## EXERCISE INSTRUCTIONS
Of the lines below, how many hold the string "this"? Give only the number.

———

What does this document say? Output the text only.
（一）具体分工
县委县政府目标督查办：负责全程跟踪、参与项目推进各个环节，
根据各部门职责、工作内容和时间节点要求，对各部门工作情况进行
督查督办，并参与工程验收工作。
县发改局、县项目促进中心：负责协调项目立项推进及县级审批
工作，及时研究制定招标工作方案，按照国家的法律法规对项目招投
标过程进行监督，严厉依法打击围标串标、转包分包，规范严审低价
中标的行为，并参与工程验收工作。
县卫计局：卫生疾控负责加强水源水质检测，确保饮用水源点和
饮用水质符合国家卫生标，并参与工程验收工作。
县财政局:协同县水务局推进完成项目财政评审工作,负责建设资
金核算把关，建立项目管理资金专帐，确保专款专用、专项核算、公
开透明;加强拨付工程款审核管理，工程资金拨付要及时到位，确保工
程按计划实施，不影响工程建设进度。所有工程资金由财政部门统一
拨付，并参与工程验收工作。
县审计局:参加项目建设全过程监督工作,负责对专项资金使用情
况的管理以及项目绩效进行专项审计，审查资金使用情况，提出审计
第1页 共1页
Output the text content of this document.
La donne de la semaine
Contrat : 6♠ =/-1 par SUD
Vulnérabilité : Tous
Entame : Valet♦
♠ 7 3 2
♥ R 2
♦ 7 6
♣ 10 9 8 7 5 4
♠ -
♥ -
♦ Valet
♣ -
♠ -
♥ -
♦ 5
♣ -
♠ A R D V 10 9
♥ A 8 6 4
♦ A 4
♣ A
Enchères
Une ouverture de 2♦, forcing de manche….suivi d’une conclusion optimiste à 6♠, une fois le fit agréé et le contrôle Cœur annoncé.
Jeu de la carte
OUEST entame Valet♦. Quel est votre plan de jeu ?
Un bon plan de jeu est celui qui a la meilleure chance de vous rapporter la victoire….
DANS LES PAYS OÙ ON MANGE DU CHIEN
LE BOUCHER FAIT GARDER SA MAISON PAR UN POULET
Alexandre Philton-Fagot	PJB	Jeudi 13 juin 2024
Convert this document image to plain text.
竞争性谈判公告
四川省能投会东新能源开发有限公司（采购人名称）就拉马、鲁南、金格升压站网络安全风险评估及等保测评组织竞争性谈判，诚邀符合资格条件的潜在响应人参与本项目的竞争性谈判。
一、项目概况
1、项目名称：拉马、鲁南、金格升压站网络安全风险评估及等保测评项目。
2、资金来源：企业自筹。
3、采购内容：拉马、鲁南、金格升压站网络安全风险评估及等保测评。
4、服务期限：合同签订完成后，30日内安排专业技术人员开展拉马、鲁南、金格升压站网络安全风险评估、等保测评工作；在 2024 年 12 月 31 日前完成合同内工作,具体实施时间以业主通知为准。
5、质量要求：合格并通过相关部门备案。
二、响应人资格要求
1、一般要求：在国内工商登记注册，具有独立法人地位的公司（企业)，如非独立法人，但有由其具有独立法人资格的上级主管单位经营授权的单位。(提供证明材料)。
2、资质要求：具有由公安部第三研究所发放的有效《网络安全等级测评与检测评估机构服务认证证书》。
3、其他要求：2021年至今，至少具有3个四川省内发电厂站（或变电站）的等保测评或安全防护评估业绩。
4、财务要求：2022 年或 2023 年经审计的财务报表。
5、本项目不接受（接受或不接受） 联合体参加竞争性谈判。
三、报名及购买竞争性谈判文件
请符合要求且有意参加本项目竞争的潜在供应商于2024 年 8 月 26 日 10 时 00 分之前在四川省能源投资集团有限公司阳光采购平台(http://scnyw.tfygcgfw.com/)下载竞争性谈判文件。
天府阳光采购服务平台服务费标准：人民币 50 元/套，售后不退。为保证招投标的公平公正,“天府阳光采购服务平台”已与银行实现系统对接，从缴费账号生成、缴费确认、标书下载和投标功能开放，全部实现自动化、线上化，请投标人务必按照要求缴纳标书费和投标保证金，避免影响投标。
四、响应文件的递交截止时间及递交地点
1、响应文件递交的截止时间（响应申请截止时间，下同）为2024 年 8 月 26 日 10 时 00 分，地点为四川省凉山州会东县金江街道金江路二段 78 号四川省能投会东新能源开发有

———

## ANSWER IN FULL
3